## BEGIN MATERIAL PROVIDED

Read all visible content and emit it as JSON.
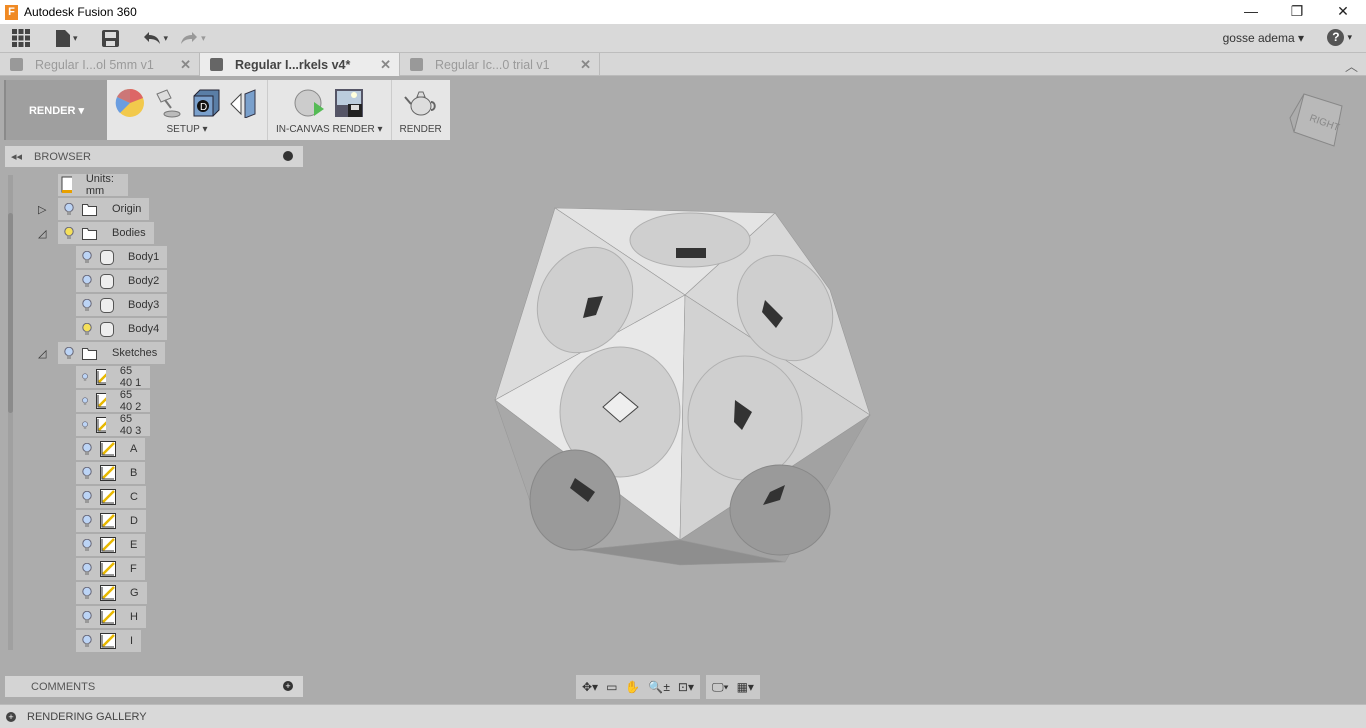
{
  "app": {
    "title": "Autodesk Fusion 360",
    "logo_letter": "F"
  },
  "window_controls": [
    "minimize",
    "restore",
    "close"
  ],
  "user": {
    "name": "gosse adema ▾"
  },
  "tabs": [
    {
      "label": "Regular I...ol 5mm v1",
      "active": false
    },
    {
      "label": "Regular I...rkels v4*",
      "active": true
    },
    {
      "label": "Regular Ic...0 trial v1",
      "active": false
    }
  ],
  "toolbar": {
    "workspace": "RENDER ▾",
    "groups": [
      {
        "label": "SETUP ▾",
        "icons": [
          "appearance-icon",
          "scene-settings-icon",
          "texture-map-icon",
          "decal-icon"
        ]
      },
      {
        "label": "IN-CANVAS RENDER ▾",
        "icons": [
          "in-canvas-render-icon",
          "capture-image-icon"
        ]
      },
      {
        "label": "RENDER",
        "icons": [
          "render-teapot-icon"
        ]
      }
    ]
  },
  "viewcube": {
    "face": "RIGHT"
  },
  "browser": {
    "title": "BROWSER",
    "items": [
      {
        "label": "Units: mm",
        "level": 0,
        "type": "units",
        "expander": "",
        "bulb": ""
      },
      {
        "label": "Origin",
        "level": 0,
        "type": "folder",
        "expander": "collapsed",
        "bulb": "off"
      },
      {
        "label": "Bodies",
        "level": 0,
        "type": "folder",
        "expander": "expanded",
        "bulb": "on"
      },
      {
        "label": "Body1",
        "level": 1,
        "type": "body",
        "expander": "",
        "bulb": "off"
      },
      {
        "label": "Body2",
        "level": 1,
        "type": "body",
        "expander": "",
        "bulb": "off"
      },
      {
        "label": "Body3",
        "level": 1,
        "type": "body",
        "expander": "",
        "bulb": "off"
      },
      {
        "label": "Body4",
        "level": 1,
        "type": "body",
        "expander": "",
        "bulb": "on"
      },
      {
        "label": "Sketches",
        "level": 0,
        "type": "folder",
        "expander": "expanded",
        "bulb": "off"
      },
      {
        "label": "65 40 1",
        "level": 1,
        "type": "sketch",
        "expander": "",
        "bulb": "off"
      },
      {
        "label": "65 40 2",
        "level": 1,
        "type": "sketch",
        "expander": "",
        "bulb": "off"
      },
      {
        "label": "65 40 3",
        "level": 1,
        "type": "sketch",
        "expander": "",
        "bulb": "off"
      },
      {
        "label": "A",
        "level": 1,
        "type": "sketch",
        "expander": "",
        "bulb": "off"
      },
      {
        "label": "B",
        "level": 1,
        "type": "sketch",
        "expander": "",
        "bulb": "off"
      },
      {
        "label": "C",
        "level": 1,
        "type": "sketch",
        "expander": "",
        "bulb": "off"
      },
      {
        "label": "D",
        "level": 1,
        "type": "sketch",
        "expander": "",
        "bulb": "off"
      },
      {
        "label": "E",
        "level": 1,
        "type": "sketch",
        "expander": "",
        "bulb": "off"
      },
      {
        "label": "F",
        "level": 1,
        "type": "sketch",
        "expander": "",
        "bulb": "off"
      },
      {
        "label": "G",
        "level": 1,
        "type": "sketch",
        "expander": "",
        "bulb": "off"
      },
      {
        "label": "H",
        "level": 1,
        "type": "sketch",
        "expander": "",
        "bulb": "off"
      },
      {
        "label": "I",
        "level": 1,
        "type": "sketch",
        "expander": "",
        "bulb": "off"
      }
    ]
  },
  "comments": {
    "title": "COMMENTS"
  },
  "gallery": {
    "title": "RENDERING GALLERY"
  },
  "navbar": [
    "orbit-icon",
    "look-at-icon",
    "pan-icon",
    "zoom-icon",
    "fit-icon",
    "display-settings-icon",
    "grid-icon"
  ],
  "colors": {
    "canvas": "#acacac",
    "bulb_on": "#f5e05a",
    "bulb_off": "#bcd4f5",
    "accent": "#f08a24"
  }
}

## END MATERIAL PROVIDED

EXERCISE DIRECTIONS:
Go through the records and gather the lines that hold "Regular".

WRITTEN ANSWER:
      "label": "Regular I...ol 5mm v1",
      "label": "Regular I...rkels v4*",
      "label": "Regular Ic...0 trial v1",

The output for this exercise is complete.